*** Source data Section Begins ***
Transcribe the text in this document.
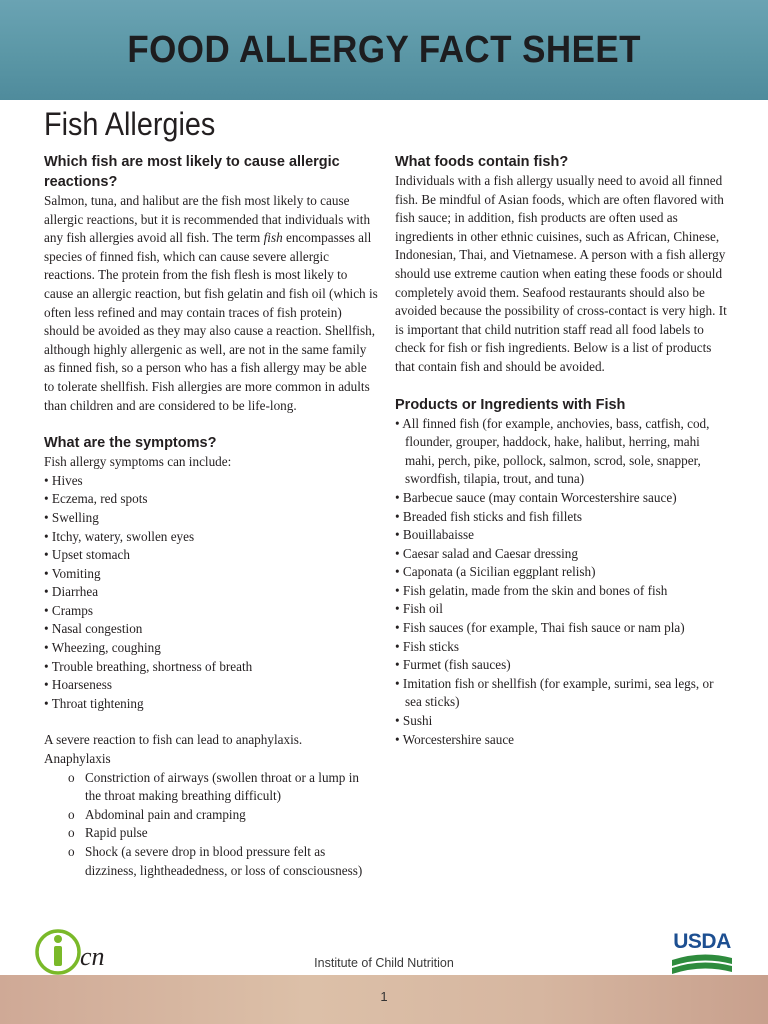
FOOD ALLERGY FACT SHEET
Fish Allergies
Which fish are most likely to cause allergic reactions?

Salmon, tuna, and halibut are the fish most likely to cause allergic reactions, but it is recommended that individuals with any fish allergies avoid all fish. The term fish encompasses all species of finned fish, which can cause severe allergic reactions. The protein from the fish flesh is most likely to cause an allergic reaction, but fish gelatin and fish oil (which is often less refined and may contain traces of fish protein) should be avoided as they may also cause a reaction. Shellfish, although highly allergenic as well, are not in the same family as finned fish, so a person who has a fish allergy may be able to tolerate shellfish. Fish allergies are more common in adults than children and are considered to be life-long.

What are the symptoms?

Fish allergy symptoms can include:

• Hives
• Eczema, red spots
• Swelling
• Itchy, watery, swollen eyes
• Upset stomach
• Vomiting
• Diarrhea
• Cramps
• Nasal congestion
• Wheezing, coughing
• Trouble breathing, shortness of breath
• Hoarseness
• Throat tightening

A severe reaction to fish can lead to anaphylaxis.

Anaphylaxis

o Constriction of airways (swollen throat or a lump in the throat making breathing difficult)
o Abdominal pain and cramping
o Rapid pulse
o Shock (a severe drop in blood pressure felt as dizziness, lightheadedness, or loss of consciousness)
What foods contain fish?

Individuals with a fish allergy usually need to avoid all finned fish. Be mindful of Asian foods, which are often flavored with fish sauce; in addition, fish products are often used as ingredients in other ethnic cuisines, such as African, Chinese, Indonesian, Thai, and Vietnamese. A person with a fish allergy should use extreme caution when eating these foods or should completely avoid them. Seafood restaurants should also be avoided because the possibility of cross-contact is very high. It is important that child nutrition staff read all food labels to check for fish or fish ingredients. Below is a list of products that contain fish and should be avoided.

Products or Ingredients with Fish
• All finned fish (for example, anchovies, bass, catfish, cod, flounder, grouper, haddock, hake, halibut, herring, mahi mahi, perch, pike, pollock, salmon, scrod, sole, snapper, swordfish, tilapia, trout, and tuna)
• Barbecue sauce (may contain Worcestershire sauce)
• Breaded fish sticks and fish fillets
• Bouillabaisse
• Caesar salad and Caesar dressing
• Caponata (a Sicilian eggplant relish)
• Fish gelatin, made from the skin and bones of fish
• Fish oil
• Fish sauces (for example, Thai fish sauce or nam pla)
• Fish sticks
• Furmet (fish sauces)
• Imitation fish or shellfish (for example, surimi, sea legs, or sea sticks)
• Sushi
• Worcestershire sauce
cn	Institute of Child Nutrition
USDA
1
*** Source data Section Ends ***
Required action — Your copy should hold each line above exactly and no pictures at all.

Answer to this exercise —
Transcribe the text in this document.
FOOD ALLERGY FACT SHEET
Fish Allergies
Which fish are most likely to cause allergic reactions?

Salmon, tuna, and halibut are the fish most likely to cause allergic reactions, but it is recommended that individuals with any fish allergies avoid all fish. The term fish encompasses all species of finned fish, which can cause severe allergic reactions. The protein from the fish flesh is most likely to cause an allergic reaction, but fish gelatin and fish oil (which is often less refined and may contain traces of fish protein) should be avoided as they may also cause a reaction. Shellfish, although highly allergenic as well, are not in the same family as finned fish, so a person who has a fish allergy may be able to tolerate shellfish. Fish allergies are more common in adults than children and are considered to be life-long.

What are the symptoms?

Fish allergy symptoms can include:

• Hives
• Eczema, red spots
• Swelling
• Itchy, watery, swollen eyes
• Upset stomach
• Vomiting
• Diarrhea
• Cramps
• Nasal congestion
• Wheezing, coughing
• Trouble breathing, shortness of breath
• Hoarseness
• Throat tightening

A severe reaction to fish can lead to anaphylaxis.

Anaphylaxis

o Constriction of airways (swollen throat or a lump in the throat making breathing difficult)
o Abdominal pain and cramping
o Rapid pulse
o Shock (a severe drop in blood pressure felt as dizziness, lightheadedness, or loss of consciousness)
What foods contain fish?

Individuals with a fish allergy usually need to avoid all finned fish. Be mindful of Asian foods, which are often flavored with fish sauce; in addition, fish products are often used as ingredients in other ethnic cuisines, such as African, Chinese, Indonesian, Thai, and Vietnamese. A person with a fish allergy should use extreme caution when eating these foods or should completely avoid them. Seafood restaurants should also be avoided because the possibility of cross-contact is very high. It is important that child nutrition staff read all food labels to check for fish or fish ingredients. Below is a list of products that contain fish and should be avoided.

Products or Ingredients with Fish
• All finned fish (for example, anchovies, bass, catfish, cod, flounder, grouper, haddock, hake, halibut, herring, mahi mahi, perch, pike, pollock, salmon, scrod, sole, snapper, swordfish, tilapia, trout, and tuna)
• Barbecue sauce (may contain Worcestershire sauce)
• Breaded fish sticks and fish fillets
• Bouillabaisse
• Caesar salad and Caesar dressing
• Caponata (a Sicilian eggplant relish)
• Fish gelatin, made from the skin and bones of fish
• Fish oil
• Fish sauces (for example, Thai fish sauce or nam pla)
• Fish sticks
• Furmet (fish sauces)
• Imitation fish or shellfish (for example, surimi, sea legs, or sea sticks)
• Sushi
• Worcestershire sauce
cn	Institute of Child Nutrition
USDA
1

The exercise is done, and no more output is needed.